## Your objective
Exclude the pictures and reproduce the remaining data exactly as written.
============================================================
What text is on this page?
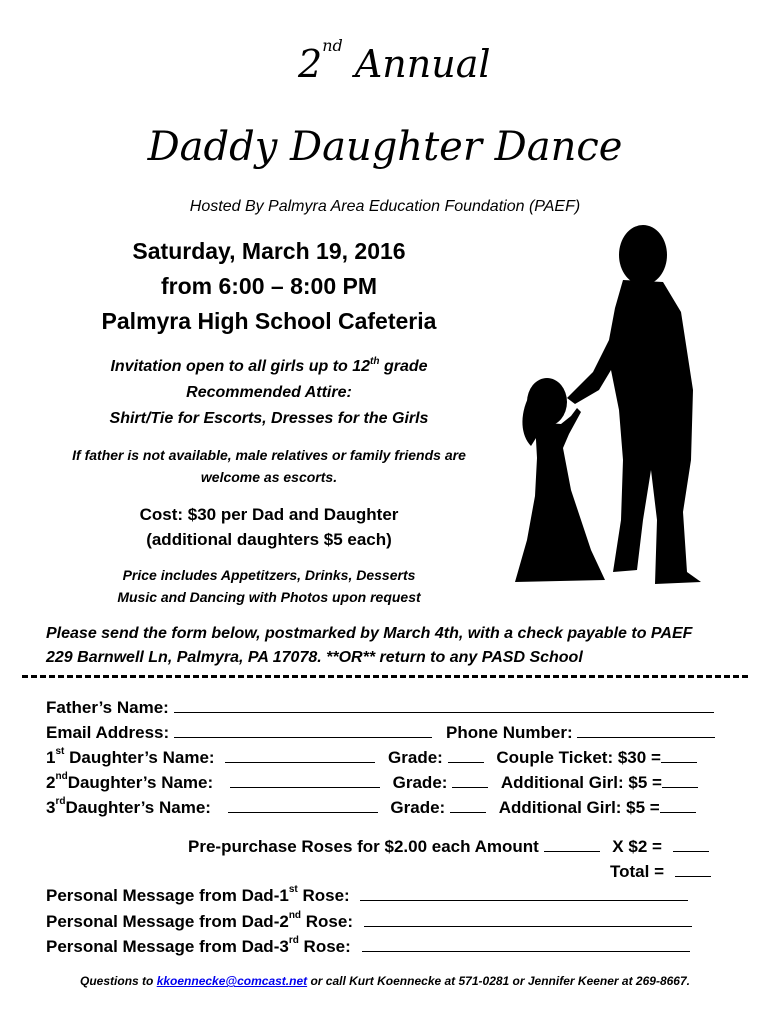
2nd Annual
Daddy Daughter Dance
Hosted By Palmyra Area Education Foundation (PAEF)
Saturday, March 19, 2016
from 6:00 – 8:00 PM
Palmyra High School Cafeteria
Invitation open to all girls up to 12th grade
Recommended Attire:
Shirt/Tie for Escorts, Dresses for the Girls
If father is not available, male relatives or family friends are
welcome as escorts.
Cost: $30 per Dad and Daughter
(additional daughters $5 each)
Price includes Appetitzers, Drinks, Desserts
Music and Dancing with Photos upon request
Please send the form below, postmarked by March 4th, with a check payable to PAEF
229 Barnwell Ln, Palmyra, PA 17078. **OR** return to any PASD School
Father’s Name:
Email Address:	Phone Number:
1st Daughter’s Name:	Grade:	Couple Ticket: $30 =
2ndDaughter’s Name:	Grade:	Additional Girl: $5 =
3rdDaughter’s Name:	Grade:	Additional Girl: $5 =
Pre-purchase Roses for $2.00 each Amount	X $2 =
Total =
Personal Message from Dad-1st Rose:
Personal Message from Dad-2nd Rose:
Personal Message from Dad-3rd Rose:
Questions to kkoennecke@comcast.net or call Kurt Koennecke at 571-0281 or Jennifer Keener at 269-8667.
============================================================
## Result of the exercise
What text is on this page?
2nd Annual
Daddy Daughter Dance
Hosted By Palmyra Area Education Foundation (PAEF)
Saturday, March 19, 2016
from 6:00 – 8:00 PM
Palmyra High School Cafeteria
Invitation open to all girls up to 12th grade
Recommended Attire:
Shirt/Tie for Escorts, Dresses for the Girls
If father is not available, male relatives or family friends are
welcome as escorts.
Cost: $30 per Dad and Daughter
(additional daughters $5 each)
Price includes Appetitzers, Drinks, Desserts
Music and Dancing with Photos upon request
Please send the form below, postmarked by March 4th, with a check payable to PAEF
229 Barnwell Ln, Palmyra, PA 17078. **OR** return to any PASD School
Father’s Name:
Email Address:	Phone Number:
1st Daughter’s Name:	Grade:	Couple Ticket: $30 =
2ndDaughter’s Name:	Grade:	Additional Girl: $5 =
3rdDaughter’s Name:	Grade:	Additional Girl: $5 =
Pre-purchase Roses for $2.00 each Amount	X $2 =
Total =
Personal Message from Dad-1st Rose:
Personal Message from Dad-2nd Rose:
Personal Message from Dad-3rd Rose:
Questions to kkoennecke@comcast.net or call Kurt Koennecke at 571-0281 or Jennifer Keener at 269-8667.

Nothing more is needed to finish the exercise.